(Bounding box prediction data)

****************************************

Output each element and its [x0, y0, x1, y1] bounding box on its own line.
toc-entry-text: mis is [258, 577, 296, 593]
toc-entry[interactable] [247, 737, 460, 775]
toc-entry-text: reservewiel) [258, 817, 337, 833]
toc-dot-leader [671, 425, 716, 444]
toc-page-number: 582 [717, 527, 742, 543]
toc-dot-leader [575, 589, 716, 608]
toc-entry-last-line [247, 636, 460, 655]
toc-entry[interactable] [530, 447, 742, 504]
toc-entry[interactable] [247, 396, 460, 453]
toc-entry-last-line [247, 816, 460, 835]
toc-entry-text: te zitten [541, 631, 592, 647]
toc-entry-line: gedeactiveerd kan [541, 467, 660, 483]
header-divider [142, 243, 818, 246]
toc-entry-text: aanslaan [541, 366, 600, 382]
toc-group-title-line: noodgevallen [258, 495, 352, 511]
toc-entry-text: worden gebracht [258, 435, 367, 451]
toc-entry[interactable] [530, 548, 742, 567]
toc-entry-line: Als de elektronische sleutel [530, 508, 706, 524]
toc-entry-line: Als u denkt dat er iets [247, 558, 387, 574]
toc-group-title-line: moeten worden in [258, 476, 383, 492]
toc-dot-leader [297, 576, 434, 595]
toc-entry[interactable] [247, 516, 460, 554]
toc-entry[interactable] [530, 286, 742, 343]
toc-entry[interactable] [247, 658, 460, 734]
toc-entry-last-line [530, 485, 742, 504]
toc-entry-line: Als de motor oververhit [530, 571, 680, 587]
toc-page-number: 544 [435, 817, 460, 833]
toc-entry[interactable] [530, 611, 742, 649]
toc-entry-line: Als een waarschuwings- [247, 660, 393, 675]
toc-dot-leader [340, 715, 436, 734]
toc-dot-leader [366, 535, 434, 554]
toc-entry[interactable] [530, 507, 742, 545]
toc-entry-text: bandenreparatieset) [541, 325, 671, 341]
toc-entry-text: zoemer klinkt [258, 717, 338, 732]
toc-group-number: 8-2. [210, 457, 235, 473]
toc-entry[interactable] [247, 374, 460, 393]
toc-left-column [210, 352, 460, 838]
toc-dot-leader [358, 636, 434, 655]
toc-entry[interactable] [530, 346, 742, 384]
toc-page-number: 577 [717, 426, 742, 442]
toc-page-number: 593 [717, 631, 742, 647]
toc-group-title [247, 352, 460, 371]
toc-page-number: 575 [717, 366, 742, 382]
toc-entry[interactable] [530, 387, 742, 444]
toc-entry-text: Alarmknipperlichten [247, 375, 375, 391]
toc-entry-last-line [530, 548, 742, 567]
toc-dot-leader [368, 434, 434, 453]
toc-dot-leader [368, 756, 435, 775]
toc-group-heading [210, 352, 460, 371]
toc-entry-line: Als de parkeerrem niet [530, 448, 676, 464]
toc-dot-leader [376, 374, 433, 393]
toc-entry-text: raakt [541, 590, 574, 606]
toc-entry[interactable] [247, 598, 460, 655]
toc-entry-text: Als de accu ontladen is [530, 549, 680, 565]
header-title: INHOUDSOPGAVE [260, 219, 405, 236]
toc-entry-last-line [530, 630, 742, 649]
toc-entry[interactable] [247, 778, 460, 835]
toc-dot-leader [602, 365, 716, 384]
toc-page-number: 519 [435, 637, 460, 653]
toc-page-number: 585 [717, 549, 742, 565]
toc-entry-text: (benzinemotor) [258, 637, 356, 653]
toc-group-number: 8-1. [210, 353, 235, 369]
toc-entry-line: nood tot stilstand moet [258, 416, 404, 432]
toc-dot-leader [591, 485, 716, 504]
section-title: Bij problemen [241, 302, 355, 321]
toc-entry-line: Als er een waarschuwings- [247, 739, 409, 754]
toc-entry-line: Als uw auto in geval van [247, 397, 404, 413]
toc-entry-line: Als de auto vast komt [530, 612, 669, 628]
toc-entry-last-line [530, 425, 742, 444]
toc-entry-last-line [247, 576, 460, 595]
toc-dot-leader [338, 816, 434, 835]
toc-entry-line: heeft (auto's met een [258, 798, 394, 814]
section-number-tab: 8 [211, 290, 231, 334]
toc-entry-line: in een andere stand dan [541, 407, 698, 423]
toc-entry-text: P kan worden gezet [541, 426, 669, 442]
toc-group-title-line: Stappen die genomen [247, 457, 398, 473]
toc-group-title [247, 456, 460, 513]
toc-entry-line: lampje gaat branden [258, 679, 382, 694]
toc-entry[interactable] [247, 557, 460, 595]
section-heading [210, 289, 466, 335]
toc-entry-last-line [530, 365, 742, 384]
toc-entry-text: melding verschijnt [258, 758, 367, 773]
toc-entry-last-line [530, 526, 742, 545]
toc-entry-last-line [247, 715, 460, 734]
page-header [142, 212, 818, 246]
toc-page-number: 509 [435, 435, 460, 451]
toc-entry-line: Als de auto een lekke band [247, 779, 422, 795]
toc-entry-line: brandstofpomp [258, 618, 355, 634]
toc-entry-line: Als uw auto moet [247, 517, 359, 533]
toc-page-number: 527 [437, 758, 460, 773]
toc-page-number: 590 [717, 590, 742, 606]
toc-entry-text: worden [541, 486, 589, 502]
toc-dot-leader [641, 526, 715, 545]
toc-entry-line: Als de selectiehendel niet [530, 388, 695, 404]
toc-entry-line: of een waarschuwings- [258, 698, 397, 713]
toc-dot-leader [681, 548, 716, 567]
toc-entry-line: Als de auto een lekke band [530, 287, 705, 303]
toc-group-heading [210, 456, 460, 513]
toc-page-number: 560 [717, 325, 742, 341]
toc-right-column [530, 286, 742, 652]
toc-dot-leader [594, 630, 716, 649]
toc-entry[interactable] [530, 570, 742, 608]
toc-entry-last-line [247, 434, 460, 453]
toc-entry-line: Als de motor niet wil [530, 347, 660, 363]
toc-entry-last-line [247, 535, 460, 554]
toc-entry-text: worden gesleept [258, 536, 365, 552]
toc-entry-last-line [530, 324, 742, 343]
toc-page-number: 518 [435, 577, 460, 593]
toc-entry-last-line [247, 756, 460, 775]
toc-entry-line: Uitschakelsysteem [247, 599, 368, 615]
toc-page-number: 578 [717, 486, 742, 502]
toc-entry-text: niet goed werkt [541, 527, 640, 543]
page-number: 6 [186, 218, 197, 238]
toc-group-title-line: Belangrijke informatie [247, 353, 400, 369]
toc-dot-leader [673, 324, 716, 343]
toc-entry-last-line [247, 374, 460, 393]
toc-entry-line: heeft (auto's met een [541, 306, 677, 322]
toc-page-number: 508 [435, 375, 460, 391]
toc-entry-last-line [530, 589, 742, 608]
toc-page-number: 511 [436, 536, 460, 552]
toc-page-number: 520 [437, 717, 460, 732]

****************************************

**WHAT IS NEEDED:** How many lines of these entries contain the string "worden"? Reply with the number alone.

**SOLVED EXERCISE:** 5